## MATERIAL FOR THIS TASK
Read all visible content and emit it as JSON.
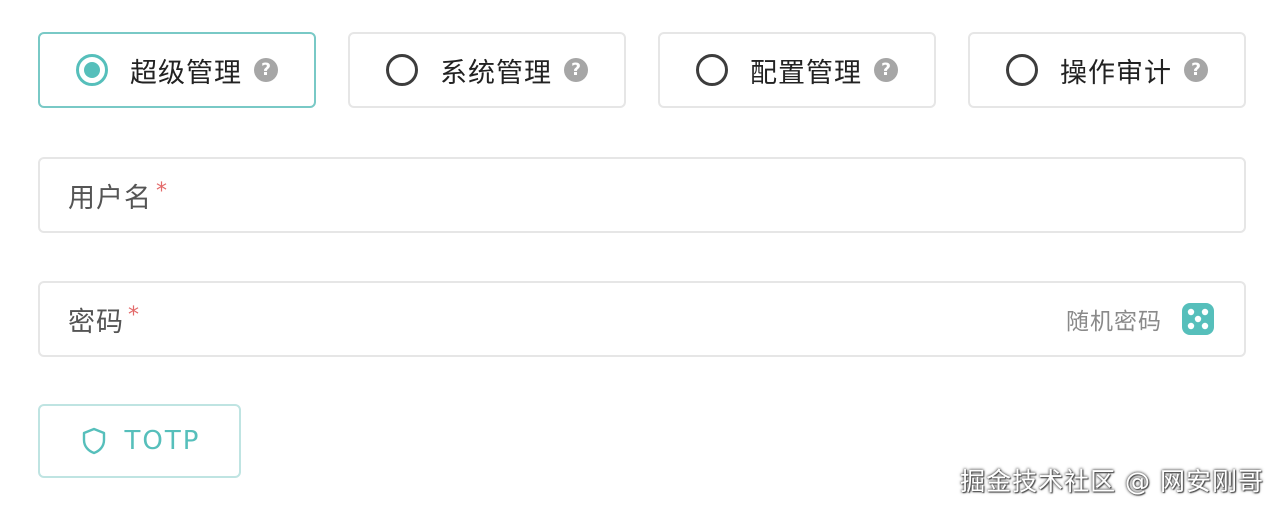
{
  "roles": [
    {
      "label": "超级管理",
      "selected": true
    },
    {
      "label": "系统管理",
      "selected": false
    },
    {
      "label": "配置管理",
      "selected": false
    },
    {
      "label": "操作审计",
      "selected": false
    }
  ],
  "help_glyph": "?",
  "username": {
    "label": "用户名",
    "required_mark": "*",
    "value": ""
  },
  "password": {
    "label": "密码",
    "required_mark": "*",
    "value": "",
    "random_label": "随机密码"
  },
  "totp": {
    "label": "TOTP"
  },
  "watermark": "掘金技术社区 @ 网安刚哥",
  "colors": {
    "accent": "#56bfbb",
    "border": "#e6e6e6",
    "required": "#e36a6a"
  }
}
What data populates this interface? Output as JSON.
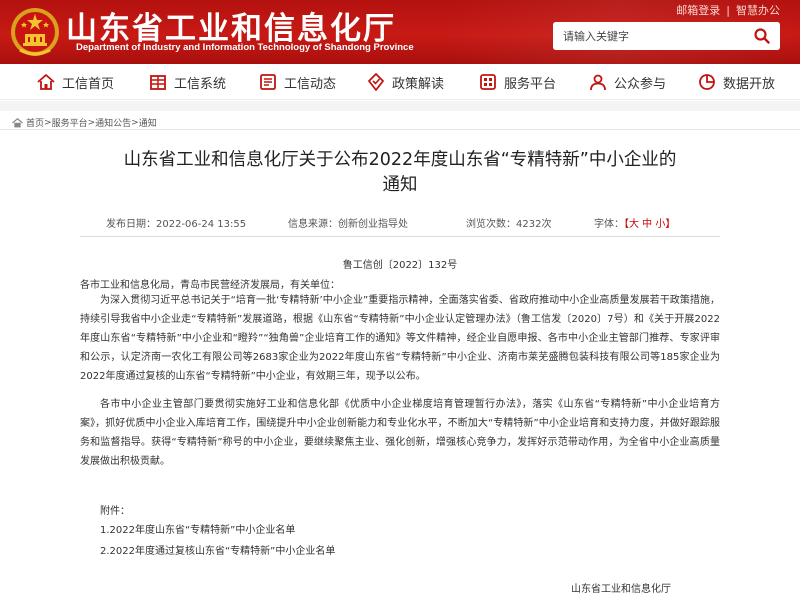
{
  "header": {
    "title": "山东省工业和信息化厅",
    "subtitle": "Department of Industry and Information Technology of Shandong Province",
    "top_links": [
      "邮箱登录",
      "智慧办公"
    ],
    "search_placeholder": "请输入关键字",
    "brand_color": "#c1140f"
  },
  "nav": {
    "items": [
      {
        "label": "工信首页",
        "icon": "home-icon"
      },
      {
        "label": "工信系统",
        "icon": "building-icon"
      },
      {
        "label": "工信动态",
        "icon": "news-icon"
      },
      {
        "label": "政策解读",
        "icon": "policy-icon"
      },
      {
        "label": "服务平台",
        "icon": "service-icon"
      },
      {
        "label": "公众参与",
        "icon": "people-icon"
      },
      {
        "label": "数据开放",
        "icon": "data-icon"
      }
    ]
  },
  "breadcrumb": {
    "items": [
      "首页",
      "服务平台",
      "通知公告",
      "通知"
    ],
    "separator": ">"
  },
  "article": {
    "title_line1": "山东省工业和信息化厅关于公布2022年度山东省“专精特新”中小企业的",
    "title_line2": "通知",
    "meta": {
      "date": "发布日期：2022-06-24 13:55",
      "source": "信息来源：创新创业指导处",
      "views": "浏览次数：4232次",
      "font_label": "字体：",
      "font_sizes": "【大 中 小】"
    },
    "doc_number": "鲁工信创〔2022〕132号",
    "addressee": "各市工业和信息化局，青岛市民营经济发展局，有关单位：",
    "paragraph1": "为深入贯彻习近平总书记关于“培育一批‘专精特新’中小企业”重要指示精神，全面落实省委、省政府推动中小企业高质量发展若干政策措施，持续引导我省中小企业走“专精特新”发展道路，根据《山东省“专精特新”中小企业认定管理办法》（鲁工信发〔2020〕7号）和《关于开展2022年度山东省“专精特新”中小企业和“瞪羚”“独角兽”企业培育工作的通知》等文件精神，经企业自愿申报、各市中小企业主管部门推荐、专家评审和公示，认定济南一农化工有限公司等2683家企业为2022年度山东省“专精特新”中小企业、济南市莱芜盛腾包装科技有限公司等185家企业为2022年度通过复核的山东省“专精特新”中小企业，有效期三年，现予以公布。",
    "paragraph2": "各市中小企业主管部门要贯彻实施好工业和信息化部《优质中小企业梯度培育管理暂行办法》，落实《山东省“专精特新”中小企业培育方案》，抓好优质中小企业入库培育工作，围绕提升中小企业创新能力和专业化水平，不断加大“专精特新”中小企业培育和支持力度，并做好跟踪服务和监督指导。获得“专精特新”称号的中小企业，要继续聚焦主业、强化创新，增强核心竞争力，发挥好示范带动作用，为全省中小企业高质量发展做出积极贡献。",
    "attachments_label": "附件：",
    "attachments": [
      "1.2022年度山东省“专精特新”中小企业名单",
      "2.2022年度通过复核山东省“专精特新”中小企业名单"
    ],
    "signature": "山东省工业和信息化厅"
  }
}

* * *

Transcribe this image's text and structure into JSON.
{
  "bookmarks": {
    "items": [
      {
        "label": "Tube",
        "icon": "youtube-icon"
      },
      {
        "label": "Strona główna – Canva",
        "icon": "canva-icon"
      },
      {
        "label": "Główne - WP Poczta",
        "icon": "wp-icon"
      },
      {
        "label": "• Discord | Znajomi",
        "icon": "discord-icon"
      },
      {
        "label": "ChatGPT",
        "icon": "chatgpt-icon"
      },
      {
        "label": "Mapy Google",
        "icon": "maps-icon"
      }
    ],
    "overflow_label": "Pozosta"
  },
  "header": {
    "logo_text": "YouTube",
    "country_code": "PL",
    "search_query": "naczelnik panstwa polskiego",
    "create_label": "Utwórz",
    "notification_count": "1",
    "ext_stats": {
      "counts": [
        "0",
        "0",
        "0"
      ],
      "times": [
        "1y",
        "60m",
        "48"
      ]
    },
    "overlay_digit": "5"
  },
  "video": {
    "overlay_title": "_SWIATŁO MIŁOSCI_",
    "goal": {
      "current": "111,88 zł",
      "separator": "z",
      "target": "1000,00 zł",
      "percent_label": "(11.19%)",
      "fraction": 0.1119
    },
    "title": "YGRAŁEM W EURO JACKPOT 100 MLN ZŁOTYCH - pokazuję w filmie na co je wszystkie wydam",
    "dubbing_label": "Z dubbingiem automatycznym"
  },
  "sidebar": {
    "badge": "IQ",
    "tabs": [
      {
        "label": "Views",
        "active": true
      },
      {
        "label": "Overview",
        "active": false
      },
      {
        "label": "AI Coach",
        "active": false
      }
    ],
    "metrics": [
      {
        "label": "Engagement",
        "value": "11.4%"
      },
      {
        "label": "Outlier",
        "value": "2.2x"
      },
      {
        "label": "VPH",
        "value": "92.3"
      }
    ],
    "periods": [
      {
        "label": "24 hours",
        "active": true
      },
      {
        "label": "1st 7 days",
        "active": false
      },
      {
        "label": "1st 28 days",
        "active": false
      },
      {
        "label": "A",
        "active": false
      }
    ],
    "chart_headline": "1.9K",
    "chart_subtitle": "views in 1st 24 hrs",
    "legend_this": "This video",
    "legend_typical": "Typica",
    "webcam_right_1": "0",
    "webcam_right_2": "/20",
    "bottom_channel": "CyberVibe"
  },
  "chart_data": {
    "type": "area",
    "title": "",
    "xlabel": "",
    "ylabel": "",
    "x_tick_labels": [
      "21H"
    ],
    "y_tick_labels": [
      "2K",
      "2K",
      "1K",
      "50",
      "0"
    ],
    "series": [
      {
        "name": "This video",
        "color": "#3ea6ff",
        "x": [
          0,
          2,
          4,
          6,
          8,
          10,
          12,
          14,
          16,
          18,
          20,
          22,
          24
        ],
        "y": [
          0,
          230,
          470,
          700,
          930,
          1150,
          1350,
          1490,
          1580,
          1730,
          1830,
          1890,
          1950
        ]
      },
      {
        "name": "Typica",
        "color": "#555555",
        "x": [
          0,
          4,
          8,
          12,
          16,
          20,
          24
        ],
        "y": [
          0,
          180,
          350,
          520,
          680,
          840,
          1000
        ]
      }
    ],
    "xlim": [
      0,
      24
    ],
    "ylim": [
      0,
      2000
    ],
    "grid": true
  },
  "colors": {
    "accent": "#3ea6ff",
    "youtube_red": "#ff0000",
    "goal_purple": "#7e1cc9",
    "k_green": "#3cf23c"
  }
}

## YOUR TASK
Gather each line from the listing above that holds "video".

## TASK RESPONSE
  "video": {
    "legend_this": "This video",
        "name": "This video",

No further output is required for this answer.